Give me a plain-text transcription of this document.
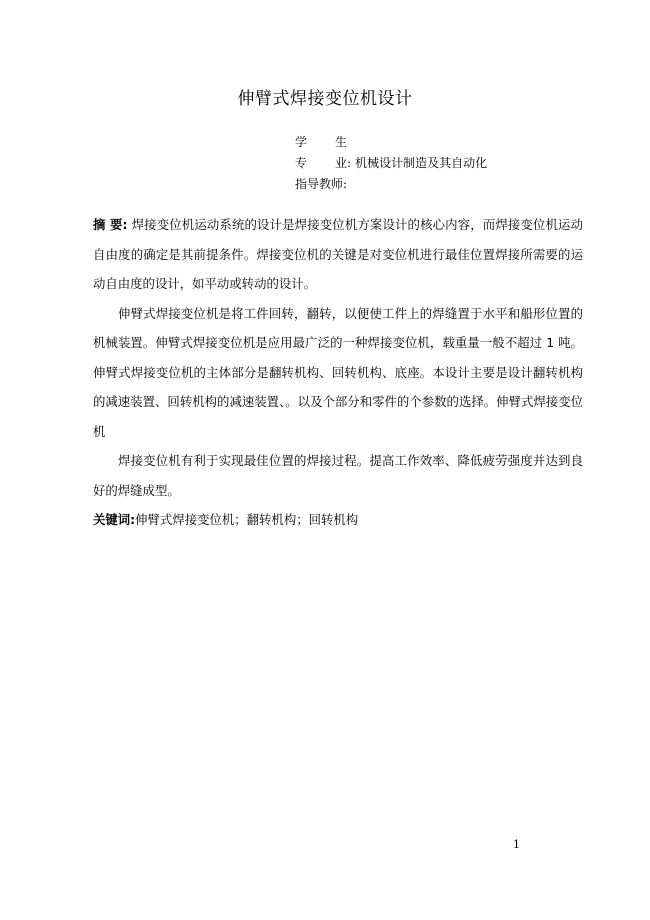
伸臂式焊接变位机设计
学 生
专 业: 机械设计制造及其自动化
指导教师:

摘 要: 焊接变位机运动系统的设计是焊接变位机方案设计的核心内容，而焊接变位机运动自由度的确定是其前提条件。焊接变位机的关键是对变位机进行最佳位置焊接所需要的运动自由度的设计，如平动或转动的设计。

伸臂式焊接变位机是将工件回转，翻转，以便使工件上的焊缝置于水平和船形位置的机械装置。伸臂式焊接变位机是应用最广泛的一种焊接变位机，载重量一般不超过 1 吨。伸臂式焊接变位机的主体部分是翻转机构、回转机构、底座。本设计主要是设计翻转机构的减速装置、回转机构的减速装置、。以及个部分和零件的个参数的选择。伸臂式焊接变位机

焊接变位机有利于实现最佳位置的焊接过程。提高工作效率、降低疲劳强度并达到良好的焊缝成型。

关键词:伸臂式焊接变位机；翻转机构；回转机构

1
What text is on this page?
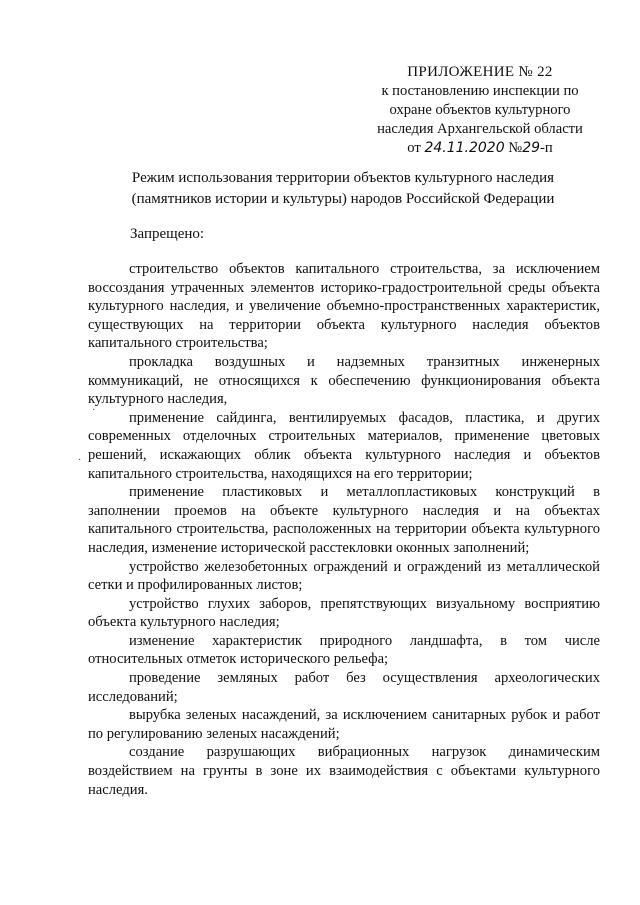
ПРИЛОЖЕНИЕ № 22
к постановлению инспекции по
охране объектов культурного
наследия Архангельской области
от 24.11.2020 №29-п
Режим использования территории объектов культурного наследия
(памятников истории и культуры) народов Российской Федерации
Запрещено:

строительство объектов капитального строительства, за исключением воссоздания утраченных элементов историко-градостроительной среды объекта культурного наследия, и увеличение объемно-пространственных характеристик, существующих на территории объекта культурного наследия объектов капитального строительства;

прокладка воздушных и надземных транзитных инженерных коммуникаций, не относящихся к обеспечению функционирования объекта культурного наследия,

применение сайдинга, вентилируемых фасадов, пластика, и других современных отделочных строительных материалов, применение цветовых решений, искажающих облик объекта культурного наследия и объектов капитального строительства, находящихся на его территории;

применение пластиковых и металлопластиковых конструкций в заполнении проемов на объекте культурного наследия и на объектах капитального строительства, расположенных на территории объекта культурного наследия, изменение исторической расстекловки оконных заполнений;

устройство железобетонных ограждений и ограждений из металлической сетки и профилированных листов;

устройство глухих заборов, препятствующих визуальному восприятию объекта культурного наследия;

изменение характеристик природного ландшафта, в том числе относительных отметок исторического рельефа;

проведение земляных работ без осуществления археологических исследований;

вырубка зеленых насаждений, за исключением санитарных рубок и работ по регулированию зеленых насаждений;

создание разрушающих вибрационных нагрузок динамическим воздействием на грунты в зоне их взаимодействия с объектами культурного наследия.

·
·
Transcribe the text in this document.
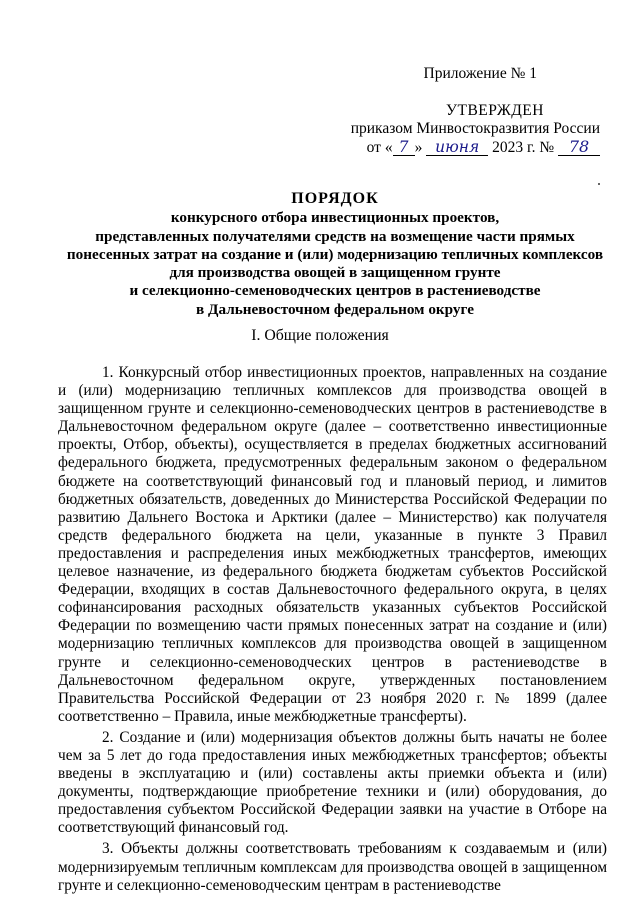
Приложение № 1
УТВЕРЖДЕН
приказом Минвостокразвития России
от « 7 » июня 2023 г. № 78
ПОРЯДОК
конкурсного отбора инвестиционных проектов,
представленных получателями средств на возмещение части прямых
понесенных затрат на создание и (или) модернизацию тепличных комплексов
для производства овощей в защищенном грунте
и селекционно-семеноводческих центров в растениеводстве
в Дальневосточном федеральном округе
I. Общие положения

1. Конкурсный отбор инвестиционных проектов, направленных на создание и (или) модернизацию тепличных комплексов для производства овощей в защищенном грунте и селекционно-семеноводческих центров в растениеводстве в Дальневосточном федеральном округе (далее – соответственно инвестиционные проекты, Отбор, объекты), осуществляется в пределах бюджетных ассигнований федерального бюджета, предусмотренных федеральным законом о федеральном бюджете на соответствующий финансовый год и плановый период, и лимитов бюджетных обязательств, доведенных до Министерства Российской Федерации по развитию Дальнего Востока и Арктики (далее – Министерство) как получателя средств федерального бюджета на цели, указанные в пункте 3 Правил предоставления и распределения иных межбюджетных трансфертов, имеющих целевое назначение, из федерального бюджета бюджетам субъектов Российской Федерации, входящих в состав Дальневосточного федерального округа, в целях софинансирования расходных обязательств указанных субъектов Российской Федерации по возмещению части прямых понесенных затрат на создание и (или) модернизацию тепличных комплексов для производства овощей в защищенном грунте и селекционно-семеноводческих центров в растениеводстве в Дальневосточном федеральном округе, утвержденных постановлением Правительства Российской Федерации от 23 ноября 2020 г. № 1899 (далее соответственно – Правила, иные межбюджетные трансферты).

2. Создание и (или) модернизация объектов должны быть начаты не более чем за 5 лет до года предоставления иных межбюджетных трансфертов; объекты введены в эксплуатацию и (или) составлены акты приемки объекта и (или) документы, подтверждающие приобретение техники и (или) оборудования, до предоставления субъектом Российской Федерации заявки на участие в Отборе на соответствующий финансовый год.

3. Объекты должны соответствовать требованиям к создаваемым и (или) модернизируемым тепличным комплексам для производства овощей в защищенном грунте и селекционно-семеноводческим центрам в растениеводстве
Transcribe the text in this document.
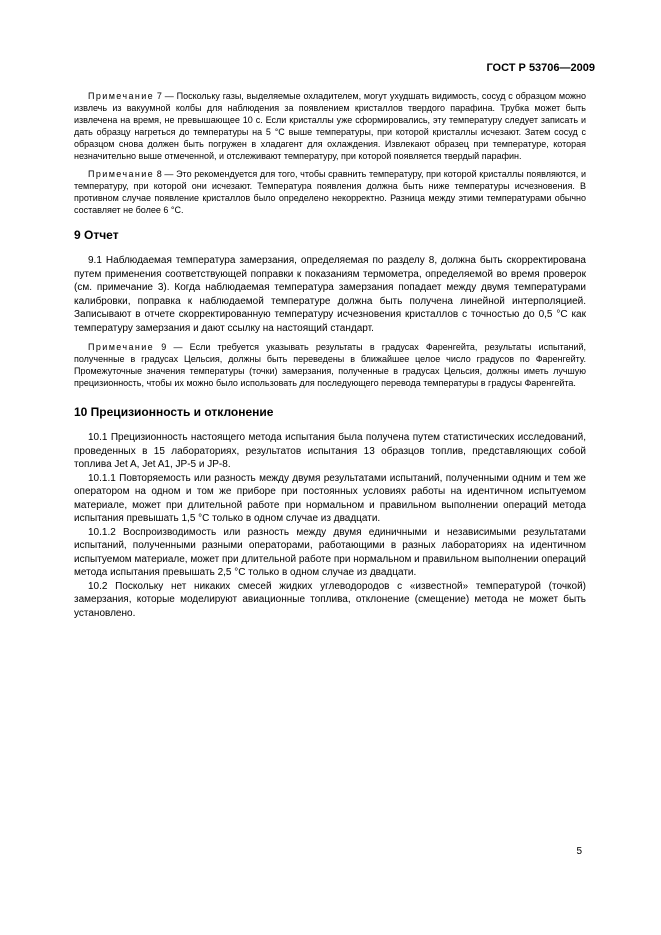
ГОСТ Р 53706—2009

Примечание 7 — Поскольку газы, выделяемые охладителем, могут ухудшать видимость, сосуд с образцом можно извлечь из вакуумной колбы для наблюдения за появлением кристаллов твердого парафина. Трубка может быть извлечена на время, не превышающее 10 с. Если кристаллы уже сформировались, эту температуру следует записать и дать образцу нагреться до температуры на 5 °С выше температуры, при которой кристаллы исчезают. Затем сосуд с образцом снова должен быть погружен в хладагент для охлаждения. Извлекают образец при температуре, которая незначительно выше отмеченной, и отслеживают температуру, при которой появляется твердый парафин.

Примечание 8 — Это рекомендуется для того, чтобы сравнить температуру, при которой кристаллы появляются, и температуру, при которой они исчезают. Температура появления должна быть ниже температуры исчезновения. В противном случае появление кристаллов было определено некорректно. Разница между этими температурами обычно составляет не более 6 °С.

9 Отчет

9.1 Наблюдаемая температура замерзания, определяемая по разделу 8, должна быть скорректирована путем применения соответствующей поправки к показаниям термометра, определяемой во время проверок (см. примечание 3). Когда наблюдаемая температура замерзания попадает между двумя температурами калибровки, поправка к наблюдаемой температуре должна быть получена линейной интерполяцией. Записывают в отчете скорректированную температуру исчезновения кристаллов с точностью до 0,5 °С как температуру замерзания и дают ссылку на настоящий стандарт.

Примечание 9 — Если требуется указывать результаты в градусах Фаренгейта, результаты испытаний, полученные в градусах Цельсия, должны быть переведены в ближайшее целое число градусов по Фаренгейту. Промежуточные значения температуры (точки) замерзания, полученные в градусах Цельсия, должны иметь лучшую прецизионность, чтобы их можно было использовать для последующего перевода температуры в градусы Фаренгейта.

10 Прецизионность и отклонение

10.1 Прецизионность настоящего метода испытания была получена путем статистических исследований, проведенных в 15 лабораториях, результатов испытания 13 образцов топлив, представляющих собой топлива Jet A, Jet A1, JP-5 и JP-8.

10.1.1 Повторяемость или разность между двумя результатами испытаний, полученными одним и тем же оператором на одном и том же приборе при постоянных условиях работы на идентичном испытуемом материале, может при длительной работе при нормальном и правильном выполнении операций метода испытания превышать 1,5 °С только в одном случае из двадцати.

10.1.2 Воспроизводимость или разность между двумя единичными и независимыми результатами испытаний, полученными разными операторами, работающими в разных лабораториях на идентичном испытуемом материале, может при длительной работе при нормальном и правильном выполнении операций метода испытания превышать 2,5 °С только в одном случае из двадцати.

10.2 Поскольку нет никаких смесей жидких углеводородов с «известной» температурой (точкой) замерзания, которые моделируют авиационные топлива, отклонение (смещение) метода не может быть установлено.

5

——————————

Exercise directions: Output every entry verbatim. Pictures do not belong in the copy.

Exercise output:
Give me a plain-text transcription of this document.
伸臂式焊接变位机设计
学 生
专 业: 机械设计制造及其自动化
指导教师:

摘 要: 焊接变位机运动系统的设计是焊接变位机方案设计的核心内容，而焊接变位机运动自由度的确定是其前提条件。焊接变位机的关键是对变位机进行最佳位置焊接所需要的运动自由度的设计，如平动或转动的设计。

伸臂式焊接变位机是将工件回转，翻转，以便使工件上的焊缝置于水平和船形位置的机械装置。伸臂式焊接变位机是应用最广泛的一种焊接变位机，载重量一般不超过 1 吨。伸臂式焊接变位机的主体部分是翻转机构、回转机构、底座。本设计主要是设计翻转机构的减速装置、回转机构的减速装置、。以及个部分和零件的个参数的选择。伸臂式焊接变位机

焊接变位机有利于实现最佳位置的焊接过程。提高工作效率、降低疲劳强度并达到良好的焊缝成型。

关键词:伸臂式焊接变位机；翻转机构；回转机构

1
What text is on this page?
ПРИЛОЖЕНИЕ № 22
к постановлению инспекции по
охране объектов культурного
наследия Архангельской области
от 24.11.2020 №29-п
Режим использования территории объектов культурного наследия
(памятников истории и культуры) народов Российской Федерации
Запрещено:

строительство объектов капитального строительства, за исключением воссоздания утраченных элементов историко-градостроительной среды объекта культурного наследия, и увеличение объемно-пространственных характеристик, существующих на территории объекта культурного наследия объектов капитального строительства;

прокладка воздушных и надземных транзитных инженерных коммуникаций, не относящихся к обеспечению функционирования объекта культурного наследия,

применение сайдинга, вентилируемых фасадов, пластика, и других современных отделочных строительных материалов, применение цветовых решений, искажающих облик объекта культурного наследия и объектов капитального строительства, находящихся на его территории;

применение пластиковых и металлопластиковых конструкций в заполнении проемов на объекте культурного наследия и на объектах капитального строительства, расположенных на территории объекта культурного наследия, изменение исторической расстекловки оконных заполнений;

устройство железобетонных ограждений и ограждений из металлической сетки и профилированных листов;

устройство глухих заборов, препятствующих визуальному восприятию объекта культурного наследия;

изменение характеристик природного ландшафта, в том числе относительных отметок исторического рельефа;

проведение земляных работ без осуществления археологических исследований;

вырубка зеленых насаждений, за исключением санитарных рубок и работ по регулированию зеленых насаждений;

создание разрушающих вибрационных нагрузок динамическим воздействием на грунты в зоне их взаимодействия с объектами культурного наследия.

·
·
Transcribe the text in this document.
Приложение № 1
УТВЕРЖДЕН
приказом Минвостокразвития России
от « 7 » июня 2023 г. № 78
ПОРЯДОК
конкурсного отбора инвестиционных проектов,
представленных получателями средств на возмещение части прямых
понесенных затрат на создание и (или) модернизацию тепличных комплексов
для производства овощей в защищенном грунте
и селекционно-семеноводческих центров в растениеводстве
в Дальневосточном федеральном округе
I. Общие положения

1. Конкурсный отбор инвестиционных проектов, направленных на создание и (или) модернизацию тепличных комплексов для производства овощей в защищенном грунте и селекционно-семеноводческих центров в растениеводстве в Дальневосточном федеральном округе (далее – соответственно инвестиционные проекты, Отбор, объекты), осуществляется в пределах бюджетных ассигнований федерального бюджета, предусмотренных федеральным законом о федеральном бюджете на соответствующий финансовый год и плановый период, и лимитов бюджетных обязательств, доведенных до Министерства Российской Федерации по развитию Дальнего Востока и Арктики (далее – Министерство) как получателя средств федерального бюджета на цели, указанные в пункте 3 Правил предоставления и распределения иных межбюджетных трансфертов, имеющих целевое назначение, из федерального бюджета бюджетам субъектов Российской Федерации, входящих в состав Дальневосточного федерального округа, в целях софинансирования расходных обязательств указанных субъектов Российской Федерации по возмещению части прямых понесенных затрат на создание и (или) модернизацию тепличных комплексов для производства овощей в защищенном грунте и селекционно-семеноводческих центров в растениеводстве в Дальневосточном федеральном округе, утвержденных постановлением Правительства Российской Федерации от 23 ноября 2020 г. № 1899 (далее соответственно – Правила, иные межбюджетные трансферты).

2. Создание и (или) модернизация объектов должны быть начаты не более чем за 5 лет до года предоставления иных межбюджетных трансфертов; объекты введены в эксплуатацию и (или) составлены акты приемки объекта и (или) документы, подтверждающие приобретение техники и (или) оборудования, до предоставления субъектом Российской Федерации заявки на участие в Отборе на соответствующий финансовый год.

3. Объекты должны соответствовать требованиям к создаваемым и (или) модернизируемым тепличным комплексам для производства овощей в защищенном грунте и селекционно-семеноводческим центрам в растениеводстве
Transcribe the text in this document.
ГОСТ Р 53706—2009

Примечание 7 — Поскольку газы, выделяемые охладителем, могут ухудшать видимость, сосуд с образцом можно извлечь из вакуумной колбы для наблюдения за появлением кристаллов твердого парафина. Трубка может быть извлечена на время, не превышающее 10 с. Если кристаллы уже сформировались, эту температуру следует записать и дать образцу нагреться до температуры на 5 °С выше температуры, при которой кристаллы исчезают. Затем сосуд с образцом снова должен быть погружен в хладагент для охлаждения. Извлекают образец при температуре, которая незначительно выше отмеченной, и отслеживают температуру, при которой появляется твердый парафин.

Примечание 8 — Это рекомендуется для того, чтобы сравнить температуру, при которой кристаллы появляются, и температуру, при которой они исчезают. Температура появления должна быть ниже температуры исчезновения. В противном случае появление кристаллов было определено некорректно. Разница между этими температурами обычно составляет не более 6 °С.

9 Отчет

9.1 Наблюдаемая температура замерзания, определяемая по разделу 8, должна быть скорректирована путем применения соответствующей поправки к показаниям термометра, определяемой во время проверок (см. примечание 3). Когда наблюдаемая температура замерзания попадает между двумя температурами калибровки, поправка к наблюдаемой температуре должна быть получена линейной интерполяцией. Записывают в отчете скорректированную температуру исчезновения кристаллов с точностью до 0,5 °С как температуру замерзания и дают ссылку на настоящий стандарт.

Примечание 9 — Если требуется указывать результаты в градусах Фаренгейта, результаты испытаний, полученные в градусах Цельсия, должны быть переведены в ближайшее целое число градусов по Фаренгейту. Промежуточные значения температуры (точки) замерзания, полученные в градусах Цельсия, должны иметь лучшую прецизионность, чтобы их можно было использовать для последующего перевода температуры в градусы Фаренгейта.

10 Прецизионность и отклонение

10.1 Прецизионность настоящего метода испытания была получена путем статистических исследований, проведенных в 15 лабораториях, результатов испытания 13 образцов топлив, представляющих собой топлива Jet A, Jet A1, JP-5 и JP-8.

10.1.1 Повторяемость или разность между двумя результатами испытаний, полученными одним и тем же оператором на одном и том же приборе при постоянных условиях работы на идентичном испытуемом материале, может при длительной работе при нормальном и правильном выполнении операций метода испытания превышать 1,5 °С только в одном случае из двадцати.

10.1.2 Воспроизводимость или разность между двумя единичными и независимыми результатами испытаний, полученными разными операторами, работающими в разных лабораториях на идентичном испытуемом материале, может при длительной работе при нормальном и правильном выполнении операций метода испытания превышать 2,5 °С только в одном случае из двадцати.

10.2 Поскольку нет никаких смесей жидких углеводородов с «известной» температурой (точкой) замерзания, которые моделируют авиационные топлива, отклонение (смещение) метода не может быть установлено.

5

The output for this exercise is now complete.